* **Set task**
Gather the lines that hold the string "angle".

··· Material for this exercise ···

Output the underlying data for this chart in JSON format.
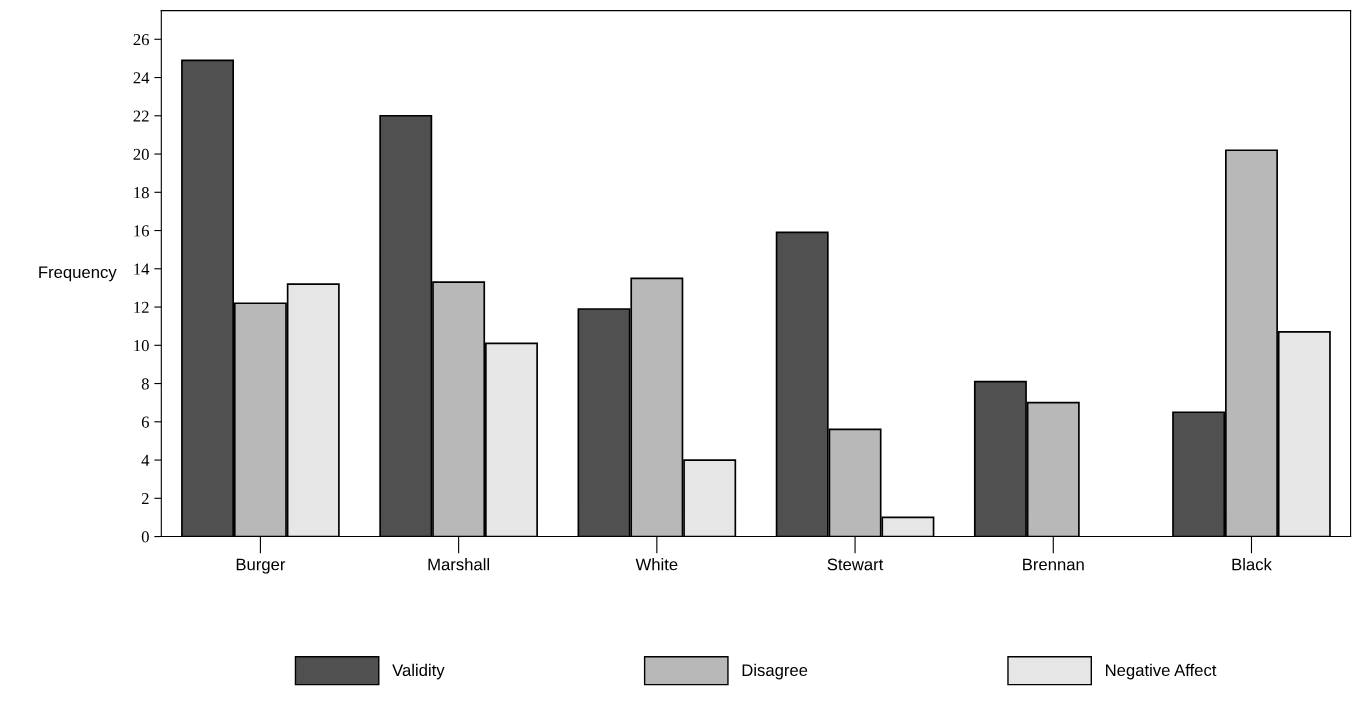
{
  "chart_data": {
    "type": "bar",
    "ylabel": "Frequency",
    "categories": [
      "Burger",
      "Marshall",
      "White",
      "Stewart",
      "Brennan",
      "Black"
    ],
    "series": [
      {
        "name": "Validity",
        "color": "#505050",
        "values": [
          24.9,
          22.0,
          11.9,
          15.9,
          8.1,
          6.5
        ]
      },
      {
        "name": "Disagree",
        "color": "#b8b8b8",
        "values": [
          12.2,
          13.3,
          13.5,
          5.6,
          7.0,
          20.2
        ]
      },
      {
        "name": "Negative Affect",
        "color": "#e6e6e6",
        "values": [
          13.2,
          10.1,
          4.0,
          1.0,
          0,
          10.7
        ]
      }
    ],
    "ylim": [
      0,
      27.5
    ],
    "yticks": [
      0,
      2,
      4,
      6,
      8,
      10,
      12,
      14,
      16,
      18,
      20,
      22,
      24,
      26
    ],
    "grid": false,
    "legend": "bottom"
  }
}
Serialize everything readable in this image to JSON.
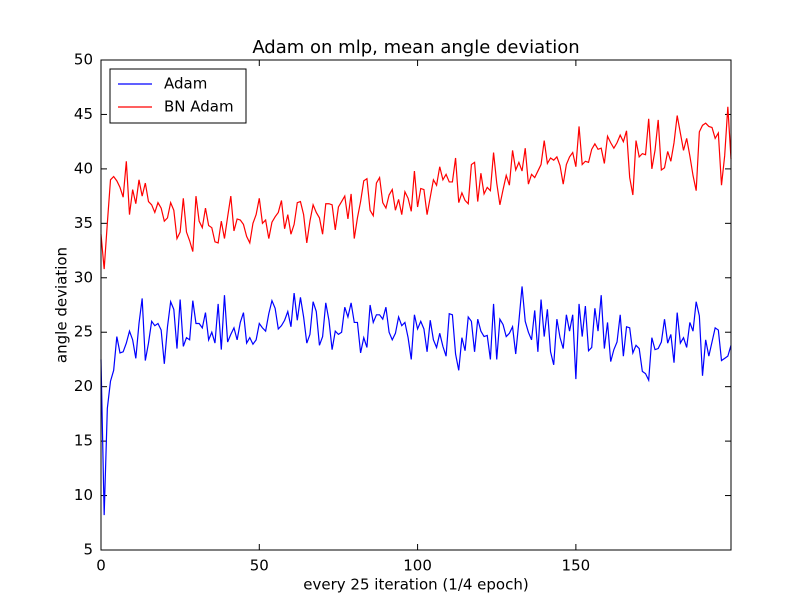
{
  "chart_data": {
    "type": "line",
    "title": "Adam on mlp, mean angle deviation",
    "x_label": "every 25 iteration (1/4 epoch)",
    "y_label": "angle deviation",
    "x": [
      0,
      1,
      2,
      3,
      4,
      5,
      6,
      7,
      8,
      9,
      10,
      11,
      12,
      13,
      14,
      15,
      16,
      17,
      18,
      19,
      20,
      21,
      22,
      23,
      24,
      25,
      26,
      27,
      28,
      29,
      30,
      31,
      32,
      33,
      34,
      35,
      36,
      37,
      38,
      39,
      40,
      41,
      42,
      43,
      44,
      45,
      46,
      47,
      48,
      49,
      50,
      51,
      52,
      53,
      54,
      55,
      56,
      57,
      58,
      59,
      60,
      61,
      62,
      63,
      64,
      65,
      66,
      67,
      68,
      69,
      70,
      71,
      72,
      73,
      74,
      75,
      76,
      77,
      78,
      79,
      80,
      81,
      82,
      83,
      84,
      85,
      86,
      87,
      88,
      89,
      90,
      91,
      92,
      93,
      94,
      95,
      96,
      97,
      98,
      99,
      100,
      101,
      102,
      103,
      104,
      105,
      106,
      107,
      108,
      109,
      110,
      111,
      112,
      113,
      114,
      115,
      116,
      117,
      118,
      119,
      120,
      121,
      122,
      123,
      124,
      125,
      126,
      127,
      128,
      129,
      130,
      131,
      132,
      133,
      134,
      135,
      136,
      137,
      138,
      139,
      140,
      141,
      142,
      143,
      144,
      145,
      146,
      147,
      148,
      149,
      150,
      151,
      152,
      153,
      154,
      155,
      156,
      157,
      158,
      159,
      160,
      161,
      162,
      163,
      164,
      165,
      166,
      167,
      168,
      169,
      170,
      171,
      172,
      173,
      174,
      175,
      176,
      177,
      178,
      179,
      180,
      181,
      182,
      183,
      184,
      185,
      186,
      187,
      188,
      189,
      190,
      191,
      192,
      193,
      194,
      195,
      196,
      197,
      198,
      199
    ],
    "series": [
      {
        "name": "Adam",
        "color": "#0000ff",
        "values": [
          22.5,
          8.2,
          18.0,
          20.5,
          21.5,
          24.6,
          23.1,
          23.2,
          24.0,
          25.1,
          24.3,
          22.6,
          25.8,
          28.1,
          22.4,
          24.0,
          26.0,
          25.6,
          25.8,
          25.2,
          22.1,
          25.5,
          27.8,
          27.1,
          23.5,
          28.0,
          23.7,
          24.5,
          24.3,
          27.9,
          25.8,
          25.8,
          25.4,
          26.8,
          24.3,
          25.0,
          24.0,
          27.6,
          23.4,
          28.4,
          24.1,
          24.8,
          25.4,
          24.3,
          25.9,
          26.8,
          24.0,
          24.5,
          23.9,
          24.3,
          25.8,
          25.4,
          25.1,
          26.7,
          27.9,
          27.2,
          25.3,
          25.6,
          26.1,
          26.9,
          25.5,
          28.6,
          26.1,
          28.2,
          26.4,
          24.0,
          24.8,
          27.8,
          26.9,
          23.8,
          24.6,
          27.7,
          26.1,
          23.4,
          25.1,
          24.8,
          25.0,
          27.3,
          26.4,
          27.7,
          25.9,
          25.9,
          23.1,
          24.5,
          23.6,
          27.5,
          25.9,
          26.6,
          26.6,
          26.2,
          27.3,
          25.0,
          24.3,
          24.9,
          26.4,
          25.6,
          25.9,
          24.5,
          22.5,
          26.6,
          25.3,
          26.0,
          25.3,
          23.2,
          26.1,
          24.3,
          23.6,
          24.9,
          23.7,
          22.8,
          26.7,
          26.6,
          23.0,
          21.5,
          24.5,
          23.3,
          26.4,
          26.0,
          23.2,
          26.2,
          25.1,
          24.6,
          24.7,
          22.5,
          27.6,
          22.5,
          26.2,
          25.7,
          24.6,
          24.9,
          25.5,
          23.0,
          26.0,
          29.2,
          26.0,
          25.0,
          24.3,
          27.0,
          23.2,
          28.0,
          24.6,
          27.1,
          23.2,
          22.0,
          26.2,
          24.5,
          23.5,
          26.6,
          25.1,
          26.6,
          20.7,
          27.6,
          24.6,
          27.4,
          23.3,
          23.6,
          27.2,
          25.1,
          28.4,
          23.5,
          25.9,
          22.3,
          23.4,
          24.1,
          26.6,
          22.8,
          25.5,
          25.4,
          23.1,
          23.8,
          23.5,
          21.4,
          21.2,
          20.6,
          24.5,
          23.4,
          23.5,
          24.1,
          26.2,
          24.0,
          24.8,
          22.2,
          26.8,
          24.0,
          24.5,
          23.6,
          25.9,
          25.1,
          27.8,
          26.5,
          21.0,
          24.3,
          22.8,
          24.1,
          25.4,
          25.2,
          22.4,
          22.6,
          22.8,
          23.8
        ]
      },
      {
        "name": "BN Adam",
        "color": "#ff0000",
        "values": [
          34.0,
          30.8,
          35.0,
          39.0,
          39.3,
          38.9,
          38.3,
          37.4,
          40.7,
          35.8,
          38.1,
          36.8,
          39.0,
          37.5,
          38.7,
          37.0,
          36.7,
          36.0,
          36.9,
          36.4,
          35.2,
          35.5,
          36.9,
          36.2,
          33.6,
          34.2,
          37.3,
          34.2,
          33.4,
          32.4,
          37.5,
          35.2,
          34.6,
          36.4,
          34.8,
          34.6,
          33.3,
          33.2,
          35.2,
          33.6,
          35.6,
          37.5,
          34.3,
          35.4,
          35.3,
          34.9,
          33.8,
          33.2,
          35.0,
          35.8,
          37.3,
          35.0,
          35.3,
          33.6,
          35.1,
          35.6,
          36.0,
          37.1,
          34.5,
          35.8,
          34.0,
          34.9,
          36.9,
          37.0,
          35.8,
          33.2,
          35.2,
          36.7,
          36.0,
          35.5,
          34.0,
          36.8,
          36.8,
          36.7,
          34.4,
          36.5,
          37.0,
          37.5,
          35.4,
          37.7,
          33.6,
          35.5,
          37.0,
          38.9,
          39.1,
          36.2,
          35.7,
          38.7,
          39.2,
          36.9,
          36.4,
          37.6,
          38.1,
          36.2,
          37.2,
          35.8,
          37.9,
          37.3,
          36.1,
          39.8,
          36.5,
          38.2,
          38.1,
          35.8,
          37.4,
          39.0,
          38.5,
          40.2,
          39.0,
          39.5,
          38.8,
          38.8,
          41.0,
          36.9,
          37.8,
          37.1,
          36.8,
          40.4,
          40.6,
          37.0,
          39.6,
          37.7,
          38.3,
          38.0,
          41.5,
          38.7,
          36.7,
          38.1,
          39.4,
          38.5,
          41.7,
          39.9,
          40.6,
          39.8,
          41.9,
          38.6,
          39.5,
          39.2,
          39.8,
          40.4,
          42.6,
          40.5,
          41.0,
          40.8,
          41.1,
          40.3,
          38.6,
          40.4,
          41.1,
          41.5,
          40.2,
          43.9,
          40.4,
          40.7,
          40.6,
          41.8,
          42.3,
          41.8,
          41.9,
          40.5,
          43.0,
          42.4,
          41.9,
          42.4,
          43.1,
          42.5,
          43.5,
          39.2,
          37.6,
          42.6,
          41.1,
          41.4,
          41.3,
          44.6,
          40.0,
          41.7,
          44.5,
          39.9,
          40.1,
          41.6,
          40.7,
          42.4,
          44.9,
          43.3,
          41.7,
          42.8,
          41.2,
          39.4,
          38.0,
          43.4,
          44.0,
          44.2,
          43.9,
          43.8,
          42.8,
          43.3,
          38.5,
          41.2,
          45.7,
          40.9
        ]
      }
    ],
    "xlim": [
      0,
      199
    ],
    "xticks": [
      0,
      50,
      100,
      150
    ],
    "ylim": [
      5,
      50
    ],
    "yticks": [
      5,
      10,
      15,
      20,
      25,
      30,
      35,
      40,
      45,
      50
    ],
    "legend": "upper left",
    "grid": false
  }
}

···

* **Written reply**
    "title": "Adam on mlp, mean angle deviation",
    "y_label": "angle deviation",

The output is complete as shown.